Data items

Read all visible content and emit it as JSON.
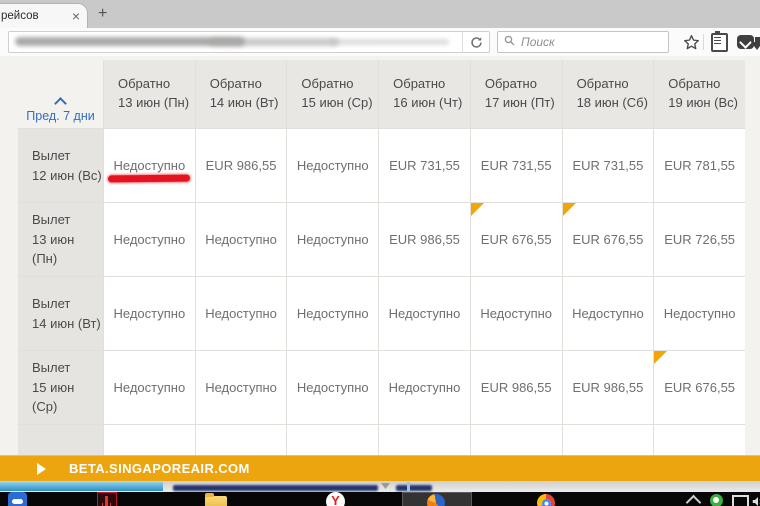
{
  "browser": {
    "tab_title": "рейсов",
    "close_glyph": "×",
    "new_tab_glyph": "+",
    "search_placeholder": "Поиск"
  },
  "fare_table": {
    "prev_link": "Пред. 7 дни",
    "unavailable_text": "Недоступно",
    "columns": [
      {
        "label": "Обратно",
        "date": "13  июн (Пн)"
      },
      {
        "label": "Обратно",
        "date": "14  июн (Вт)"
      },
      {
        "label": "Обратно",
        "date": "15  июн (Ср)"
      },
      {
        "label": "Обратно",
        "date": "16  июн (Чт)"
      },
      {
        "label": "Обратно",
        "date": "17  июн (Пт)"
      },
      {
        "label": "Обратно",
        "date": "18  июн (Сб)"
      },
      {
        "label": "Обратно",
        "date": "19  июн (Вс)"
      }
    ],
    "rows": [
      {
        "label": "Вылет",
        "date": "12  июн (Вс)",
        "cells": [
          {
            "v": "Недоступно",
            "mark": true
          },
          {
            "v": "EUR 986,55"
          },
          {
            "v": "Недоступно"
          },
          {
            "v": "EUR 731,55"
          },
          {
            "v": "EUR 731,55"
          },
          {
            "v": "EUR 731,55"
          },
          {
            "v": "EUR 781,55"
          }
        ]
      },
      {
        "label": "Вылет",
        "date": "13  июн (Пн)",
        "cells": [
          {
            "v": "Недоступно"
          },
          {
            "v": "Недоступно"
          },
          {
            "v": "Недоступно"
          },
          {
            "v": "EUR 986,55"
          },
          {
            "v": "EUR 676,55",
            "tri": true
          },
          {
            "v": "EUR 676,55",
            "tri": true
          },
          {
            "v": "EUR 726,55"
          }
        ]
      },
      {
        "label": "Вылет",
        "date": "14  июн (Вт)",
        "cells": [
          {
            "v": "Недоступно"
          },
          {
            "v": "Недоступно"
          },
          {
            "v": "Недоступно"
          },
          {
            "v": "Недоступно"
          },
          {
            "v": "Недоступно"
          },
          {
            "v": "Недоступно"
          },
          {
            "v": "Недоступно"
          }
        ]
      },
      {
        "label": "Вылет",
        "date": "15  июн (Ср)",
        "cells": [
          {
            "v": "Недоступно"
          },
          {
            "v": "Недоступно"
          },
          {
            "v": "Недоступно"
          },
          {
            "v": "Недоступно"
          },
          {
            "v": "EUR 986,55"
          },
          {
            "v": "EUR 986,55"
          },
          {
            "v": "EUR 676,55",
            "tri": true
          }
        ]
      },
      {
        "label": "",
        "date": "",
        "partial": true,
        "cells": [
          {
            "v": ""
          },
          {
            "v": ""
          },
          {
            "v": ""
          },
          {
            "v": ""
          },
          {
            "v": ""
          },
          {
            "v": ""
          },
          {
            "v": ""
          }
        ]
      }
    ]
  },
  "banner": {
    "text": "BETA.SINGAPOREAIR.COM"
  },
  "icons": {
    "close_tab": "×",
    "new_tab": "+",
    "reload": "circular-arrow",
    "search": "magnifier",
    "bookmark_star": "star-outline",
    "clipboard": "clipboard",
    "pocket": "pocket-chevron",
    "download": "down-arrow",
    "prev_caret": "chevron-up",
    "banner_play": "right-triangle",
    "lowest_fare_flag": "orange-corner-triangle",
    "red_marker": "marker-underline",
    "tray": [
      "chevron-up",
      "green-status",
      "network-monitor",
      "speaker"
    ],
    "taskbar_apps": [
      "teamviewer",
      "acrobat",
      "explorer-folder",
      "yandex-browser",
      "firefox",
      "chrome"
    ]
  },
  "colors": {
    "accent_orange": "#eca50f",
    "flag_orange": "#f0a50a",
    "marker_red": "#e5131f",
    "link_blue": "#2f6fc2",
    "header_gray": "#e9e7e3",
    "cell_text": "#6f6f6f"
  }
}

REQUIREMENTS –
Of all the lines above, how many contain "chevron"? Give the number and nothing more.

RESULT OF THIS EXERCISE –
3